TASK REQUIREMENTS: Without including any pictures, copy each entry below exactly.

INFORMATION GIVEN:
◇ ◇ ◇ ◇ ◇
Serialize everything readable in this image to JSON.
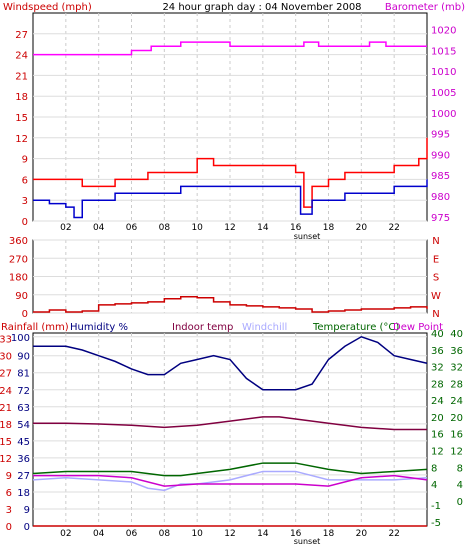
{
  "chart_data": [
    {
      "type": "line",
      "title": "24 hour graph day : 04 November 2008",
      "left_axis": {
        "label": "Windspeed (mph)",
        "ylim": [
          0,
          30
        ],
        "ticks": [
          0,
          3,
          6,
          9,
          12,
          15,
          18,
          21,
          24,
          27
        ],
        "color": "#cc0000"
      },
      "right_axis": {
        "label": "Barometer (mb)",
        "ylim": [
          974,
          1024
        ],
        "ticks": [
          975,
          980,
          985,
          990,
          995,
          1000,
          1005,
          1010,
          1015,
          1020
        ],
        "color": "#cc00cc"
      },
      "x_ticks": [
        "02",
        "04",
        "06",
        "08",
        "10",
        "12",
        "14",
        "16",
        "18",
        "20",
        "22"
      ],
      "annotation": "sunset",
      "grid": true,
      "series": [
        {
          "axis": "right",
          "color": "#ff00ff",
          "x": [
            0,
            5.9,
            6,
            7.1,
            7.2,
            8.8,
            9,
            11.9,
            12,
            16.4,
            16.5,
            17.2,
            17.4,
            19,
            20.5,
            21.5,
            23.5,
            24
          ],
          "y": [
            1014,
            1014,
            1015,
            1015,
            1016,
            1016,
            1017,
            1017,
            1016,
            1016,
            1017,
            1017,
            1016,
            1016,
            1017,
            1016,
            1016,
            1016
          ]
        },
        {
          "axis": "left",
          "color": "#ff0000",
          "x": [
            0,
            1,
            2,
            3,
            4,
            5,
            6,
            7,
            8,
            9,
            10,
            11,
            12,
            13,
            14,
            15,
            16,
            16.5,
            17,
            18,
            19,
            20,
            21,
            22,
            23,
            23.5,
            24
          ],
          "y": [
            6,
            6,
            6,
            5,
            5,
            6,
            6,
            7,
            7,
            7,
            9,
            8,
            8,
            8,
            8,
            8,
            7,
            2,
            5,
            6,
            7,
            7,
            7,
            8,
            8,
            9,
            12
          ]
        },
        {
          "axis": "left",
          "color": "#0000cc",
          "x": [
            0,
            1,
            2,
            2.5,
            3,
            4,
            5,
            6,
            7,
            8,
            9,
            10,
            11,
            12,
            13,
            14,
            15,
            16,
            16.3,
            17,
            18,
            19,
            20,
            21,
            22,
            23,
            24
          ],
          "y": [
            3,
            2.5,
            2,
            0.5,
            3,
            3,
            4,
            4,
            4,
            4,
            5,
            5,
            5,
            5,
            5,
            5,
            5,
            5,
            1,
            3,
            3,
            4,
            4,
            4,
            5,
            5,
            6
          ]
        }
      ]
    },
    {
      "type": "scatter",
      "title": "",
      "left_axis": {
        "ylim": [
          0,
          360
        ],
        "ticks": [
          0,
          90,
          180,
          270,
          360
        ],
        "color": "#cc0000"
      },
      "right_axis": {
        "labels": [
          "N",
          "E",
          "S",
          "W",
          "N"
        ],
        "color": "#cc0000"
      },
      "x_ticks": [],
      "grid": true,
      "series": [
        {
          "color": "#cc0000",
          "x": [
            0,
            1,
            2,
            3,
            4,
            5,
            6,
            7,
            8,
            9,
            10,
            11,
            12,
            13,
            14,
            15,
            16,
            17,
            18,
            19,
            20,
            21,
            22,
            23,
            24
          ],
          "y": [
            5,
            15,
            5,
            10,
            40,
            45,
            50,
            55,
            70,
            80,
            75,
            55,
            40,
            35,
            30,
            25,
            20,
            5,
            10,
            15,
            20,
            20,
            25,
            30,
            20
          ]
        }
      ]
    },
    {
      "type": "line",
      "title": "",
      "legend": [
        {
          "label": "Rainfall (mm)",
          "color": "#cc0000"
        },
        {
          "label": "Humidity %",
          "color": "#000080"
        },
        {
          "label": "Indoor temp",
          "color": "#800040"
        },
        {
          "label": "Windchill",
          "color": "#aaaaff"
        },
        {
          "label": "Temperature (°C)",
          "color": "#006600"
        },
        {
          "label": "Dew Point",
          "color": "#cc00cc"
        }
      ],
      "left_axis_1": {
        "ylim": [
          0,
          102
        ],
        "ticks": [
          0,
          9,
          18,
          27,
          36,
          45,
          54,
          63,
          72,
          81,
          90,
          100
        ],
        "color": "#000080"
      },
      "left_axis_2": {
        "ylim": [
          0,
          34
        ],
        "ticks": [
          0,
          3,
          6,
          9,
          12,
          15,
          18,
          21,
          24,
          27,
          30,
          33
        ],
        "color": "#cc0000"
      },
      "right_axis_1": {
        "ylim": [
          -6,
          40
        ],
        "ticks": [
          -5,
          -1,
          4,
          8,
          12,
          16,
          20,
          24,
          28,
          32,
          36,
          40
        ],
        "color": "#006600"
      },
      "right_axis_2": {
        "ylim": [
          -6,
          40
        ],
        "ticks": [
          0,
          4,
          8,
          12,
          16,
          20,
          24,
          28,
          32,
          36,
          40
        ],
        "color": "#006600"
      },
      "x_ticks": [
        "02",
        "04",
        "06",
        "08",
        "10",
        "12",
        "14",
        "16",
        "18",
        "20",
        "22"
      ],
      "annotation": "sunset",
      "grid": true,
      "series": [
        {
          "name": "Humidity %",
          "axis": "left_1",
          "color": "#000080",
          "x": [
            0,
            1,
            2,
            3,
            4,
            5,
            6,
            7,
            8,
            9,
            10,
            11,
            12,
            13,
            14,
            15,
            16,
            17,
            18,
            19,
            20,
            21,
            22,
            23,
            24
          ],
          "y": [
            95,
            95,
            95,
            93,
            90,
            87,
            83,
            80,
            80,
            86,
            88,
            90,
            88,
            78,
            72,
            72,
            72,
            75,
            88,
            95,
            100,
            97,
            90,
            88,
            86
          ]
        },
        {
          "name": "Indoor temp",
          "axis": "right_1",
          "color": "#800040",
          "x": [
            0,
            2,
            4,
            6,
            8,
            10,
            12,
            14,
            15,
            16,
            18,
            20,
            22,
            24
          ],
          "y": [
            18.5,
            18.5,
            18.3,
            18,
            17.5,
            18,
            19,
            20,
            20,
            19.5,
            18.5,
            17.5,
            17,
            17
          ]
        },
        {
          "name": "Temperature (°C)",
          "axis": "right_1",
          "color": "#006600",
          "x": [
            0,
            2,
            4,
            6,
            8,
            9,
            10,
            12,
            14,
            15,
            16,
            18,
            20,
            22,
            24
          ],
          "y": [
            6.5,
            7,
            7,
            7,
            6,
            6,
            6.5,
            7.5,
            9,
            9,
            9,
            7.5,
            6.5,
            7,
            7.5
          ]
        },
        {
          "name": "Windchill",
          "axis": "right_1",
          "color": "#aaaaff",
          "x": [
            0,
            2,
            4,
            6,
            7,
            8,
            9,
            10,
            12,
            14,
            16,
            18,
            20,
            22,
            24
          ],
          "y": [
            5,
            5.5,
            5,
            4.5,
            3,
            2.5,
            4,
            4,
            5,
            7,
            7,
            5,
            5,
            5,
            5.5
          ]
        },
        {
          "name": "Dew Point",
          "axis": "right_1",
          "color": "#cc00cc",
          "x": [
            0,
            2,
            4,
            6,
            8,
            10,
            12,
            14,
            16,
            18,
            20,
            22,
            24
          ],
          "y": [
            6,
            6,
            6,
            5.5,
            3.5,
            4,
            4,
            4,
            4,
            3.5,
            5.5,
            6,
            5
          ]
        },
        {
          "name": "Rainfall (mm)",
          "axis": "left_2",
          "color": "#cc0000",
          "x": [
            0,
            24
          ],
          "y": [
            0,
            0
          ]
        }
      ]
    }
  ]
}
◇ ◇ ◇ ◇ ◇
RESPONSE BELOW:
Serialize everything readable in this image to JSON.
{
  "chart_data": [
    {
      "type": "line",
      "title": "24 hour graph day : 04 November 2008",
      "left_axis": {
        "label": "Windspeed (mph)",
        "ylim": [
          0,
          30
        ],
        "ticks": [
          0,
          3,
          6,
          9,
          12,
          15,
          18,
          21,
          24,
          27
        ],
        "color": "#cc0000"
      },
      "right_axis": {
        "label": "Barometer (mb)",
        "ylim": [
          974,
          1024
        ],
        "ticks": [
          975,
          980,
          985,
          990,
          995,
          1000,
          1005,
          1010,
          1015,
          1020
        ],
        "color": "#cc00cc"
      },
      "x_ticks": [
        "02",
        "04",
        "06",
        "08",
        "10",
        "12",
        "14",
        "16",
        "18",
        "20",
        "22"
      ],
      "annotation": "sunset",
      "grid": true,
      "series": [
        {
          "axis": "right",
          "color": "#ff00ff",
          "x": [
            0,
            5.9,
            6,
            7.1,
            7.2,
            8.8,
            9,
            11.9,
            12,
            16.4,
            16.5,
            17.2,
            17.4,
            19,
            20.5,
            21.5,
            23.5,
            24
          ],
          "y": [
            1014,
            1014,
            1015,
            1015,
            1016,
            1016,
            1017,
            1017,
            1016,
            1016,
            1017,
            1017,
            1016,
            1016,
            1017,
            1016,
            1016,
            1016
          ]
        },
        {
          "axis": "left",
          "color": "#ff0000",
          "x": [
            0,
            1,
            2,
            3,
            4,
            5,
            6,
            7,
            8,
            9,
            10,
            11,
            12,
            13,
            14,
            15,
            16,
            16.5,
            17,
            18,
            19,
            20,
            21,
            22,
            23,
            23.5,
            24
          ],
          "y": [
            6,
            6,
            6,
            5,
            5,
            6,
            6,
            7,
            7,
            7,
            9,
            8,
            8,
            8,
            8,
            8,
            7,
            2,
            5,
            6,
            7,
            7,
            7,
            8,
            8,
            9,
            12
          ]
        },
        {
          "axis": "left",
          "color": "#0000cc",
          "x": [
            0,
            1,
            2,
            2.5,
            3,
            4,
            5,
            6,
            7,
            8,
            9,
            10,
            11,
            12,
            13,
            14,
            15,
            16,
            16.3,
            17,
            18,
            19,
            20,
            21,
            22,
            23,
            24
          ],
          "y": [
            3,
            2.5,
            2,
            0.5,
            3,
            3,
            4,
            4,
            4,
            4,
            5,
            5,
            5,
            5,
            5,
            5,
            5,
            5,
            1,
            3,
            3,
            4,
            4,
            4,
            5,
            5,
            6
          ]
        }
      ]
    },
    {
      "type": "scatter",
      "title": "",
      "left_axis": {
        "ylim": [
          0,
          360
        ],
        "ticks": [
          0,
          90,
          180,
          270,
          360
        ],
        "color": "#cc0000"
      },
      "right_axis": {
        "labels": [
          "N",
          "E",
          "S",
          "W",
          "N"
        ],
        "color": "#cc0000"
      },
      "x_ticks": [],
      "grid": true,
      "series": [
        {
          "color": "#cc0000",
          "x": [
            0,
            1,
            2,
            3,
            4,
            5,
            6,
            7,
            8,
            9,
            10,
            11,
            12,
            13,
            14,
            15,
            16,
            17,
            18,
            19,
            20,
            21,
            22,
            23,
            24
          ],
          "y": [
            5,
            15,
            5,
            10,
            40,
            45,
            50,
            55,
            70,
            80,
            75,
            55,
            40,
            35,
            30,
            25,
            20,
            5,
            10,
            15,
            20,
            20,
            25,
            30,
            20
          ]
        }
      ]
    },
    {
      "type": "line",
      "title": "",
      "legend": [
        {
          "label": "Rainfall (mm)",
          "color": "#cc0000"
        },
        {
          "label": "Humidity %",
          "color": "#000080"
        },
        {
          "label": "Indoor temp",
          "color": "#800040"
        },
        {
          "label": "Windchill",
          "color": "#aaaaff"
        },
        {
          "label": "Temperature (°C)",
          "color": "#006600"
        },
        {
          "label": "Dew Point",
          "color": "#cc00cc"
        }
      ],
      "left_axis_1": {
        "ylim": [
          0,
          102
        ],
        "ticks": [
          0,
          9,
          18,
          27,
          36,
          45,
          54,
          63,
          72,
          81,
          90,
          100
        ],
        "color": "#000080"
      },
      "left_axis_2": {
        "ylim": [
          0,
          34
        ],
        "ticks": [
          0,
          3,
          6,
          9,
          12,
          15,
          18,
          21,
          24,
          27,
          30,
          33
        ],
        "color": "#cc0000"
      },
      "right_axis_1": {
        "ylim": [
          -6,
          40
        ],
        "ticks": [
          -5,
          -1,
          4,
          8,
          12,
          16,
          20,
          24,
          28,
          32,
          36,
          40
        ],
        "color": "#006600"
      },
      "right_axis_2": {
        "ylim": [
          -6,
          40
        ],
        "ticks": [
          0,
          4,
          8,
          12,
          16,
          20,
          24,
          28,
          32,
          36,
          40
        ],
        "color": "#006600"
      },
      "x_ticks": [
        "02",
        "04",
        "06",
        "08",
        "10",
        "12",
        "14",
        "16",
        "18",
        "20",
        "22"
      ],
      "annotation": "sunset",
      "grid": true,
      "series": [
        {
          "name": "Humidity %",
          "axis": "left_1",
          "color": "#000080",
          "x": [
            0,
            1,
            2,
            3,
            4,
            5,
            6,
            7,
            8,
            9,
            10,
            11,
            12,
            13,
            14,
            15,
            16,
            17,
            18,
            19,
            20,
            21,
            22,
            23,
            24
          ],
          "y": [
            95,
            95,
            95,
            93,
            90,
            87,
            83,
            80,
            80,
            86,
            88,
            90,
            88,
            78,
            72,
            72,
            72,
            75,
            88,
            95,
            100,
            97,
            90,
            88,
            86
          ]
        },
        {
          "name": "Indoor temp",
          "axis": "right_1",
          "color": "#800040",
          "x": [
            0,
            2,
            4,
            6,
            8,
            10,
            12,
            14,
            15,
            16,
            18,
            20,
            22,
            24
          ],
          "y": [
            18.5,
            18.5,
            18.3,
            18,
            17.5,
            18,
            19,
            20,
            20,
            19.5,
            18.5,
            17.5,
            17,
            17
          ]
        },
        {
          "name": "Temperature (°C)",
          "axis": "right_1",
          "color": "#006600",
          "x": [
            0,
            2,
            4,
            6,
            8,
            9,
            10,
            12,
            14,
            15,
            16,
            18,
            20,
            22,
            24
          ],
          "y": [
            6.5,
            7,
            7,
            7,
            6,
            6,
            6.5,
            7.5,
            9,
            9,
            9,
            7.5,
            6.5,
            7,
            7.5
          ]
        },
        {
          "name": "Windchill",
          "axis": "right_1",
          "color": "#aaaaff",
          "x": [
            0,
            2,
            4,
            6,
            7,
            8,
            9,
            10,
            12,
            14,
            16,
            18,
            20,
            22,
            24
          ],
          "y": [
            5,
            5.5,
            5,
            4.5,
            3,
            2.5,
            4,
            4,
            5,
            7,
            7,
            5,
            5,
            5,
            5.5
          ]
        },
        {
          "name": "Dew Point",
          "axis": "right_1",
          "color": "#cc00cc",
          "x": [
            0,
            2,
            4,
            6,
            8,
            10,
            12,
            14,
            16,
            18,
            20,
            22,
            24
          ],
          "y": [
            6,
            6,
            6,
            5.5,
            3.5,
            4,
            4,
            4,
            4,
            3.5,
            5.5,
            6,
            5
          ]
        },
        {
          "name": "Rainfall (mm)",
          "axis": "left_2",
          "color": "#cc0000",
          "x": [
            0,
            24
          ],
          "y": [
            0,
            0
          ]
        }
      ]
    }
  ]
}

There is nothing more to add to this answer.